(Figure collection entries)
★ ★ ★

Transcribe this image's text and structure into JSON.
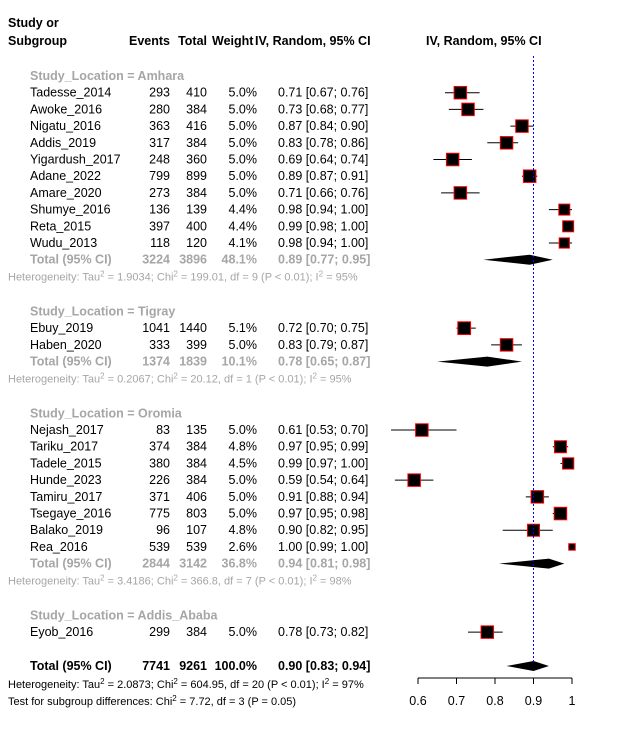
{
  "header": {
    "study_line1": "Study or",
    "study_line2": "Subgroup",
    "events": "Events",
    "total": "Total",
    "weight": "Weight",
    "ci": "IV, Random, 95% CI",
    "plot": "IV, Random, 95% CI"
  },
  "chart_data": {
    "type": "forest",
    "xlim": [
      0.6,
      1.0
    ],
    "xticks": [
      "0.6",
      "0.7",
      "0.8",
      "0.9",
      "1"
    ],
    "overall_line": 0.9,
    "colors": {
      "square_fill": "#000000",
      "square_stroke": "#ff0000",
      "ref_line": "#0000ff",
      "subgroup_text": "#a6a6a6"
    },
    "groups": [
      {
        "label": "Study_Location = Amhara",
        "studies": [
          {
            "name": "Tadesse_2014",
            "events": "293",
            "total": "410",
            "weight": "5.0%",
            "ci": "0.71 [0.67; 0.76]",
            "est": 0.71,
            "lo": 0.67,
            "hi": 0.76
          },
          {
            "name": "Awoke_2016",
            "events": "280",
            "total": "384",
            "weight": "5.0%",
            "ci": "0.73 [0.68; 0.77]",
            "est": 0.73,
            "lo": 0.68,
            "hi": 0.77
          },
          {
            "name": "Nigatu_2016",
            "events": "363",
            "total": "416",
            "weight": "5.0%",
            "ci": "0.87 [0.84; 0.90]",
            "est": 0.87,
            "lo": 0.84,
            "hi": 0.9
          },
          {
            "name": "Addis_2019",
            "events": "317",
            "total": "384",
            "weight": "5.0%",
            "ci": "0.83 [0.78; 0.86]",
            "est": 0.83,
            "lo": 0.78,
            "hi": 0.86
          },
          {
            "name": "Yigardush_2017",
            "events": "248",
            "total": "360",
            "weight": "5.0%",
            "ci": "0.69 [0.64; 0.74]",
            "est": 0.69,
            "lo": 0.64,
            "hi": 0.74
          },
          {
            "name": "Adane_2022",
            "events": "799",
            "total": "899",
            "weight": "5.0%",
            "ci": "0.89 [0.87; 0.91]",
            "est": 0.89,
            "lo": 0.87,
            "hi": 0.91
          },
          {
            "name": "Amare_2020",
            "events": "273",
            "total": "384",
            "weight": "5.0%",
            "ci": "0.71 [0.66; 0.76]",
            "est": 0.71,
            "lo": 0.66,
            "hi": 0.76
          },
          {
            "name": "Shumye_2016",
            "events": "136",
            "total": "139",
            "weight": "4.4%",
            "ci": "0.98 [0.94; 1.00]",
            "est": 0.98,
            "lo": 0.94,
            "hi": 1.0
          },
          {
            "name": "Reta_2015",
            "events": "397",
            "total": "400",
            "weight": "4.4%",
            "ci": "0.99 [0.98; 1.00]",
            "est": 0.99,
            "lo": 0.98,
            "hi": 1.0
          },
          {
            "name": "Wudu_2013",
            "events": "118",
            "total": "120",
            "weight": "4.1%",
            "ci": "0.98 [0.94; 1.00]",
            "est": 0.98,
            "lo": 0.94,
            "hi": 1.0
          }
        ],
        "total": {
          "name": "Total (95% CI)",
          "events": "3224",
          "total": "3896",
          "weight": "48.1%",
          "ci": "0.89 [0.77; 0.95]",
          "est": 0.89,
          "lo": 0.77,
          "hi": 0.95
        },
        "het": {
          "a": "Heterogeneity: Tau",
          "b": " = 1.9034; Chi",
          "c": " = 199.01, df = 9 (P < 0.01); I",
          "d": " = 95%"
        }
      },
      {
        "label": "Study_Location = Tigray",
        "studies": [
          {
            "name": "Ebuy_2019",
            "events": "1041",
            "total": "1440",
            "weight": "5.1%",
            "ci": "0.72 [0.70; 0.75]",
            "est": 0.72,
            "lo": 0.7,
            "hi": 0.75
          },
          {
            "name": "Haben_2020",
            "events": "333",
            "total": "399",
            "weight": "5.0%",
            "ci": "0.83 [0.79; 0.87]",
            "est": 0.83,
            "lo": 0.79,
            "hi": 0.87
          }
        ],
        "total": {
          "name": "Total (95% CI)",
          "events": "1374",
          "total": "1839",
          "weight": "10.1%",
          "ci": "0.78 [0.65; 0.87]",
          "est": 0.78,
          "lo": 0.65,
          "hi": 0.87
        },
        "het": {
          "a": "Heterogeneity: Tau",
          "b": " = 0.2067; Chi",
          "c": " = 20.12, df = 1 (P < 0.01); I",
          "d": " = 95%"
        }
      },
      {
        "label": "Study_Location = Oromia",
        "studies": [
          {
            "name": "Nejash_2017",
            "events": "83",
            "total": "135",
            "weight": "5.0%",
            "ci": "0.61 [0.53; 0.70]",
            "est": 0.61,
            "lo": 0.53,
            "hi": 0.7
          },
          {
            "name": "Tariku_2017",
            "events": "374",
            "total": "384",
            "weight": "4.8%",
            "ci": "0.97 [0.95; 0.99]",
            "est": 0.97,
            "lo": 0.95,
            "hi": 0.99
          },
          {
            "name": "Tadele_2015",
            "events": "380",
            "total": "384",
            "weight": "4.5%",
            "ci": "0.99 [0.97; 1.00]",
            "est": 0.99,
            "lo": 0.97,
            "hi": 1.0
          },
          {
            "name": "Hunde_2023",
            "events": "226",
            "total": "384",
            "weight": "5.0%",
            "ci": "0.59 [0.54; 0.64]",
            "est": 0.59,
            "lo": 0.54,
            "hi": 0.64
          },
          {
            "name": "Tamiru_2017",
            "events": "371",
            "total": "406",
            "weight": "5.0%",
            "ci": "0.91 [0.88; 0.94]",
            "est": 0.91,
            "lo": 0.88,
            "hi": 0.94
          },
          {
            "name": "Tsegaye_2016",
            "events": "775",
            "total": "803",
            "weight": "5.0%",
            "ci": "0.97 [0.95; 0.98]",
            "est": 0.97,
            "lo": 0.95,
            "hi": 0.98
          },
          {
            "name": "Balako_2019",
            "events": "96",
            "total": "107",
            "weight": "4.8%",
            "ci": "0.90 [0.82; 0.95]",
            "est": 0.9,
            "lo": 0.82,
            "hi": 0.95
          },
          {
            "name": "Rea_2016",
            "events": "539",
            "total": "539",
            "weight": "2.6%",
            "ci": "1.00 [0.99; 1.00]",
            "est": 1.0,
            "lo": 0.99,
            "hi": 1.0
          }
        ],
        "total": {
          "name": "Total (95% CI)",
          "events": "2844",
          "total": "3142",
          "weight": "36.8%",
          "ci": "0.94 [0.81; 0.98]",
          "est": 0.94,
          "lo": 0.81,
          "hi": 0.98
        },
        "het": {
          "a": "Heterogeneity: Tau",
          "b": " = 3.4186; Chi",
          "c": " = 366.8, df = 7 (P < 0.01); I",
          "d": " = 98%"
        }
      },
      {
        "label": "Study_Location = Addis_Ababa",
        "studies": [
          {
            "name": "Eyob_2016",
            "events": "299",
            "total": "384",
            "weight": "5.0%",
            "ci": "0.78 [0.73; 0.82]",
            "est": 0.78,
            "lo": 0.73,
            "hi": 0.82
          }
        ]
      }
    ],
    "overall": {
      "name": "Total (95% CI)",
      "events": "7741",
      "total": "9261",
      "weight": "100.0%",
      "ci": "0.90 [0.83; 0.94]",
      "est": 0.9,
      "lo": 0.83,
      "hi": 0.94
    },
    "overall_het": {
      "a": "Heterogeneity: Tau",
      "b": " = 2.0873; Chi",
      "c": " = 604.95, df = 20 (P < 0.01); I",
      "d": " = 97%"
    },
    "subgroup_test": {
      "a": "Test for subgroup differences: Chi",
      "b": " = 7.72, df = 3 (P = 0.05)"
    }
  }
}
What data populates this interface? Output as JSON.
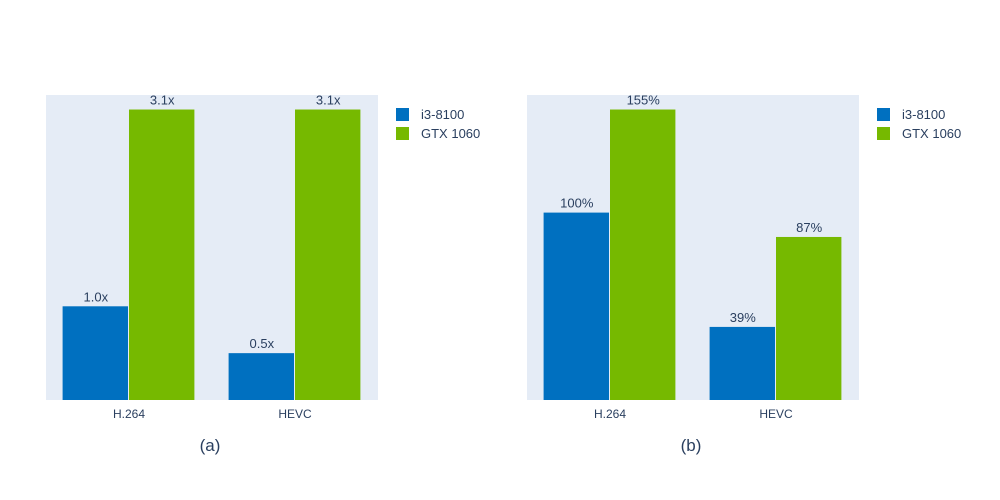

★ ★ ★

» Do this
Please write out all the data again word for word, but not the pictures.

» Solution for this problem
Transcribe this image's text and structure into JSON.
{
  "header": {
    "study_line1": "Study or",
    "study_line2": "Subgroup",
    "events": "Events",
    "total": "Total",
    "weight": "Weight",
    "ci": "IV, Random, 95% CI",
    "plot": "IV, Random, 95% CI"
  },
  "chart_data": {
    "type": "forest",
    "xlim": [
      0.6,
      1.0
    ],
    "xticks": [
      "0.6",
      "0.7",
      "0.8",
      "0.9",
      "1"
    ],
    "overall_line": 0.9,
    "colors": {
      "square_fill": "#000000",
      "square_stroke": "#ff0000",
      "ref_line": "#0000ff",
      "subgroup_text": "#a6a6a6"
    },
    "groups": [
      {
        "label": "Study_Location = Amhara",
        "studies": [
          {
            "name": "Tadesse_2014",
            "events": "293",
            "total": "410",
            "weight": "5.0%",
            "ci": "0.71 [0.67; 0.76]",
            "est": 0.71,
            "lo": 0.67,
            "hi": 0.76
          },
          {
            "name": "Awoke_2016",
            "events": "280",
            "total": "384",
            "weight": "5.0%",
            "ci": "0.73 [0.68; 0.77]",
            "est": 0.73,
            "lo": 0.68,
            "hi": 0.77
          },
          {
            "name": "Nigatu_2016",
            "events": "363",
            "total": "416",
            "weight": "5.0%",
            "ci": "0.87 [0.84; 0.90]",
            "est": 0.87,
            "lo": 0.84,
            "hi": 0.9
          },
          {
            "name": "Addis_2019",
            "events": "317",
            "total": "384",
            "weight": "5.0%",
            "ci": "0.83 [0.78; 0.86]",
            "est": 0.83,
            "lo": 0.78,
            "hi": 0.86
          },
          {
            "name": "Yigardush_2017",
            "events": "248",
            "total": "360",
            "weight": "5.0%",
            "ci": "0.69 [0.64; 0.74]",
            "est": 0.69,
            "lo": 0.64,
            "hi": 0.74
          },
          {
            "name": "Adane_2022",
            "events": "799",
            "total": "899",
            "weight": "5.0%",
            "ci": "0.89 [0.87; 0.91]",
            "est": 0.89,
            "lo": 0.87,
            "hi": 0.91
          },
          {
            "name": "Amare_2020",
            "events": "273",
            "total": "384",
            "weight": "5.0%",
            "ci": "0.71 [0.66; 0.76]",
            "est": 0.71,
            "lo": 0.66,
            "hi": 0.76
          },
          {
            "name": "Shumye_2016",
            "events": "136",
            "total": "139",
            "weight": "4.4%",
            "ci": "0.98 [0.94; 1.00]",
            "est": 0.98,
            "lo": 0.94,
            "hi": 1.0
          },
          {
            "name": "Reta_2015",
            "events": "397",
            "total": "400",
            "weight": "4.4%",
            "ci": "0.99 [0.98; 1.00]",
            "est": 0.99,
            "lo": 0.98,
            "hi": 1.0
          },
          {
            "name": "Wudu_2013",
            "events": "118",
            "total": "120",
            "weight": "4.1%",
            "ci": "0.98 [0.94; 1.00]",
            "est": 0.98,
            "lo": 0.94,
            "hi": 1.0
          }
        ],
        "total": {
          "name": "Total (95% CI)",
          "events": "3224",
          "total": "3896",
          "weight": "48.1%",
          "ci": "0.89 [0.77; 0.95]",
          "est": 0.89,
          "lo": 0.77,
          "hi": 0.95
        },
        "het": {
          "a": "Heterogeneity: Tau",
          "b": " = 1.9034; Chi",
          "c": " = 199.01, df = 9 (P < 0.01); I",
          "d": " = 95%"
        }
      },
      {
        "label": "Study_Location = Tigray",
        "studies": [
          {
            "name": "Ebuy_2019",
            "events": "1041",
            "total": "1440",
            "weight": "5.1%",
            "ci": "0.72 [0.70; 0.75]",
            "est": 0.72,
            "lo": 0.7,
            "hi": 0.75
          },
          {
            "name": "Haben_2020",
            "events": "333",
            "total": "399",
            "weight": "5.0%",
            "ci": "0.83 [0.79; 0.87]",
            "est": 0.83,
            "lo": 0.79,
            "hi": 0.87
          }
        ],
        "total": {
          "name": "Total (95% CI)",
          "events": "1374",
          "total": "1839",
          "weight": "10.1%",
          "ci": "0.78 [0.65; 0.87]",
          "est": 0.78,
          "lo": 0.65,
          "hi": 0.87
        },
        "het": {
          "a": "Heterogeneity: Tau",
          "b": " = 0.2067; Chi",
          "c": " = 20.12, df = 1 (P < 0.01); I",
          "d": " = 95%"
        }
      },
      {
        "label": "Study_Location = Oromia",
        "studies": [
          {
            "name": "Nejash_2017",
            "events": "83",
            "total": "135",
            "weight": "5.0%",
            "ci": "0.61 [0.53; 0.70]",
            "est": 0.61,
            "lo": 0.53,
            "hi": 0.7
          },
          {
            "name": "Tariku_2017",
            "events": "374",
            "total": "384",
            "weight": "4.8%",
            "ci": "0.97 [0.95; 0.99]",
            "est": 0.97,
            "lo": 0.95,
            "hi": 0.99
          },
          {
            "name": "Tadele_2015",
            "events": "380",
            "total": "384",
            "weight": "4.5%",
            "ci": "0.99 [0.97; 1.00]",
            "est": 0.99,
            "lo": 0.97,
            "hi": 1.0
          },
          {
            "name": "Hunde_2023",
            "events": "226",
            "total": "384",
            "weight": "5.0%",
            "ci": "0.59 [0.54; 0.64]",
            "est": 0.59,
            "lo": 0.54,
            "hi": 0.64
          },
          {
            "name": "Tamiru_2017",
            "events": "371",
            "total": "406",
            "weight": "5.0%",
            "ci": "0.91 [0.88; 0.94]",
            "est": 0.91,
            "lo": 0.88,
            "hi": 0.94
          },
          {
            "name": "Tsegaye_2016",
            "events": "775",
            "total": "803",
            "weight": "5.0%",
            "ci": "0.97 [0.95; 0.98]",
            "est": 0.97,
            "lo": 0.95,
            "hi": 0.98
          },
          {
            "name": "Balako_2019",
            "events": "96",
            "total": "107",
            "weight": "4.8%",
            "ci": "0.90 [0.82; 0.95]",
            "est": 0.9,
            "lo": 0.82,
            "hi": 0.95
          },
          {
            "name": "Rea_2016",
            "events": "539",
            "total": "539",
            "weight": "2.6%",
            "ci": "1.00 [0.99; 1.00]",
            "est": 1.0,
            "lo": 0.99,
            "hi": 1.0
          }
        ],
        "total": {
          "name": "Total (95% CI)",
          "events": "2844",
          "total": "3142",
          "weight": "36.8%",
          "ci": "0.94 [0.81; 0.98]",
          "est": 0.94,
          "lo": 0.81,
          "hi": 0.98
        },
        "het": {
          "a": "Heterogeneity: Tau",
          "b": " = 3.4186; Chi",
          "c": " = 366.8, df = 7 (P < 0.01); I",
          "d": " = 98%"
        }
      },
      {
        "label": "Study_Location = Addis_Ababa",
        "studies": [
          {
            "name": "Eyob_2016",
            "events": "299",
            "total": "384",
            "weight": "5.0%",
            "ci": "0.78 [0.73; 0.82]",
            "est": 0.78,
            "lo": 0.73,
            "hi": 0.82
          }
        ]
      }
    ],
    "overall": {
      "name": "Total (95% CI)",
      "events": "7741",
      "total": "9261",
      "weight": "100.0%",
      "ci": "0.90 [0.83; 0.94]",
      "est": 0.9,
      "lo": 0.83,
      "hi": 0.94
    },
    "overall_het": {
      "a": "Heterogeneity: Tau",
      "b": " = 2.0873; Chi",
      "c": " = 604.95, df = 20 (P < 0.01); I",
      "d": " = 97%"
    },
    "subgroup_test": {
      "a": "Test for subgroup differences: Chi",
      "b": " = 7.72, df = 3 (P = 0.05)"
    }
  }
}
What data populates this interface? Output as JSON.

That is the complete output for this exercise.